- [PROBLEM DESCRIPTION]:
Read the listing and extract each line that includes the word "Report".

- [DATA SECTION]:
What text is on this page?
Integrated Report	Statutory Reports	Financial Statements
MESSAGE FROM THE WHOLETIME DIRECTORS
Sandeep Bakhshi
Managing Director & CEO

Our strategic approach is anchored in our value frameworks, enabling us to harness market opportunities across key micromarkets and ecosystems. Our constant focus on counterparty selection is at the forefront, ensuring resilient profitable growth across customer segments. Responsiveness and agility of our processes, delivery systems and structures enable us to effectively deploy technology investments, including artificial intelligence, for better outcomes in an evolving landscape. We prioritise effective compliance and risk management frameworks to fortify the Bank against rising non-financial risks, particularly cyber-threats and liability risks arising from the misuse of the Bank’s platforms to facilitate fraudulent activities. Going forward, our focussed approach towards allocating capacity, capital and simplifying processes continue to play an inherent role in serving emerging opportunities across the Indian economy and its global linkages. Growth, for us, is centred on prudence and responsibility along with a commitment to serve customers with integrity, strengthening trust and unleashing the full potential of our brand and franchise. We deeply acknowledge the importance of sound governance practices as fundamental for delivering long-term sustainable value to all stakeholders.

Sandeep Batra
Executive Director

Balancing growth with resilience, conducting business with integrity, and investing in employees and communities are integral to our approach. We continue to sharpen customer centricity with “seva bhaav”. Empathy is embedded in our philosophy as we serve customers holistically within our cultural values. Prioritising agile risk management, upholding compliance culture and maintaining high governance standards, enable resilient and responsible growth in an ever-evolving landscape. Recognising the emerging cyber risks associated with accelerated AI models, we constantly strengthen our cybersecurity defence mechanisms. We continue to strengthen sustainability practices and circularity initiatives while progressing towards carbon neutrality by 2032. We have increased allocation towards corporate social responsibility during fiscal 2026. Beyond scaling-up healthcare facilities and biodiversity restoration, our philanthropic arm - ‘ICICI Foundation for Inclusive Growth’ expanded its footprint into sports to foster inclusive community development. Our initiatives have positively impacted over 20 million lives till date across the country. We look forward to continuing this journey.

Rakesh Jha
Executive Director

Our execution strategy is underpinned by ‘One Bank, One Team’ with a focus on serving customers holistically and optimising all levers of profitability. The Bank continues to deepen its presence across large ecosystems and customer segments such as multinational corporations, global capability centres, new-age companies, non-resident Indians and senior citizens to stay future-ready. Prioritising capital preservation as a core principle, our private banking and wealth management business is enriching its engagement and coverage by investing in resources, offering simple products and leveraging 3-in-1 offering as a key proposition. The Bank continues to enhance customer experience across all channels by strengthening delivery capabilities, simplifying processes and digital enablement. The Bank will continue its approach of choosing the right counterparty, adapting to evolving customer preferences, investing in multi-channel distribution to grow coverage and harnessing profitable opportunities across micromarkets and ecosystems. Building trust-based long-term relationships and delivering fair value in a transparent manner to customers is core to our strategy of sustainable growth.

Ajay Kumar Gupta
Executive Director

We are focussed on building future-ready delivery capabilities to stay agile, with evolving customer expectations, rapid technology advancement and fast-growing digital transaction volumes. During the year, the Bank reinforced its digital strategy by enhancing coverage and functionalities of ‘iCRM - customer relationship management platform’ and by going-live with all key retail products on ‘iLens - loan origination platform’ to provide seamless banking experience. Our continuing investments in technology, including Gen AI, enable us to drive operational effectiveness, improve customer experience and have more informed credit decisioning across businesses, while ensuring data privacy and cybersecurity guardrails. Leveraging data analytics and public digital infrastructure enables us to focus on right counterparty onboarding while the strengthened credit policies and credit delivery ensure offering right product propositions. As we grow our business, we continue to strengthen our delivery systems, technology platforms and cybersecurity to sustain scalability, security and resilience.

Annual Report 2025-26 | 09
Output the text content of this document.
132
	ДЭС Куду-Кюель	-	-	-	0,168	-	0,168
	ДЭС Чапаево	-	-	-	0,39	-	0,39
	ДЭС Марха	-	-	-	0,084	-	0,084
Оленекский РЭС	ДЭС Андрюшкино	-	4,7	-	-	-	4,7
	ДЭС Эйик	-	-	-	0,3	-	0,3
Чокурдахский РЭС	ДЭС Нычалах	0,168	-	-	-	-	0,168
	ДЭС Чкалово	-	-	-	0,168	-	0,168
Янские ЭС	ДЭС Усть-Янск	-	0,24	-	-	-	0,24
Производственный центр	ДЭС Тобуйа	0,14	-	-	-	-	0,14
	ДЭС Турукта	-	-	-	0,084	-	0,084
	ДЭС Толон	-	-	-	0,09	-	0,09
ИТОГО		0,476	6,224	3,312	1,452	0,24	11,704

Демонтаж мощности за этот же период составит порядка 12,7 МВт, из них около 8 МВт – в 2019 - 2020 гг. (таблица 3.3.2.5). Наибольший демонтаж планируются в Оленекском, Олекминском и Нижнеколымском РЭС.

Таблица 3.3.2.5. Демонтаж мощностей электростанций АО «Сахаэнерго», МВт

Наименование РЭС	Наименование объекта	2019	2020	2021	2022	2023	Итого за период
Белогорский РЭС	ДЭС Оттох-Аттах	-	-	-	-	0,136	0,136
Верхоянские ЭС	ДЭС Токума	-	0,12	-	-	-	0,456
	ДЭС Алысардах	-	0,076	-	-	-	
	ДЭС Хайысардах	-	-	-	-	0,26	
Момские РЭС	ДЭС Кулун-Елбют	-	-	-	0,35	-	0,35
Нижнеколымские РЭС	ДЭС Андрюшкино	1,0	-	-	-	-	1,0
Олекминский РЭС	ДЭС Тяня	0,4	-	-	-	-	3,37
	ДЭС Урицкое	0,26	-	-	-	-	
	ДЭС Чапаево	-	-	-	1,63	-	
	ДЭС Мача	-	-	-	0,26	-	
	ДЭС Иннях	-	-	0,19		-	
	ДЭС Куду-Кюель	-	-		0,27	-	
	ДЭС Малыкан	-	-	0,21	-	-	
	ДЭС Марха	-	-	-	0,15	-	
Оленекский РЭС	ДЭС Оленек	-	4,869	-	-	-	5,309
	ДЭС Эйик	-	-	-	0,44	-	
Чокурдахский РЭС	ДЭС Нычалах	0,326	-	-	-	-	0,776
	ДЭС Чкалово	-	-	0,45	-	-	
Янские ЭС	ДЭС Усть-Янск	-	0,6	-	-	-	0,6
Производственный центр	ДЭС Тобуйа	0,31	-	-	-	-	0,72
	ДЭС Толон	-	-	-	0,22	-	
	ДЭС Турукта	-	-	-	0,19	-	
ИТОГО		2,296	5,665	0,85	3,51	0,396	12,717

- [COMPLETE OUTPUT]:
Integrated Report	Statutory Reports	Financial Statements
Annual Report 2025-26 | 09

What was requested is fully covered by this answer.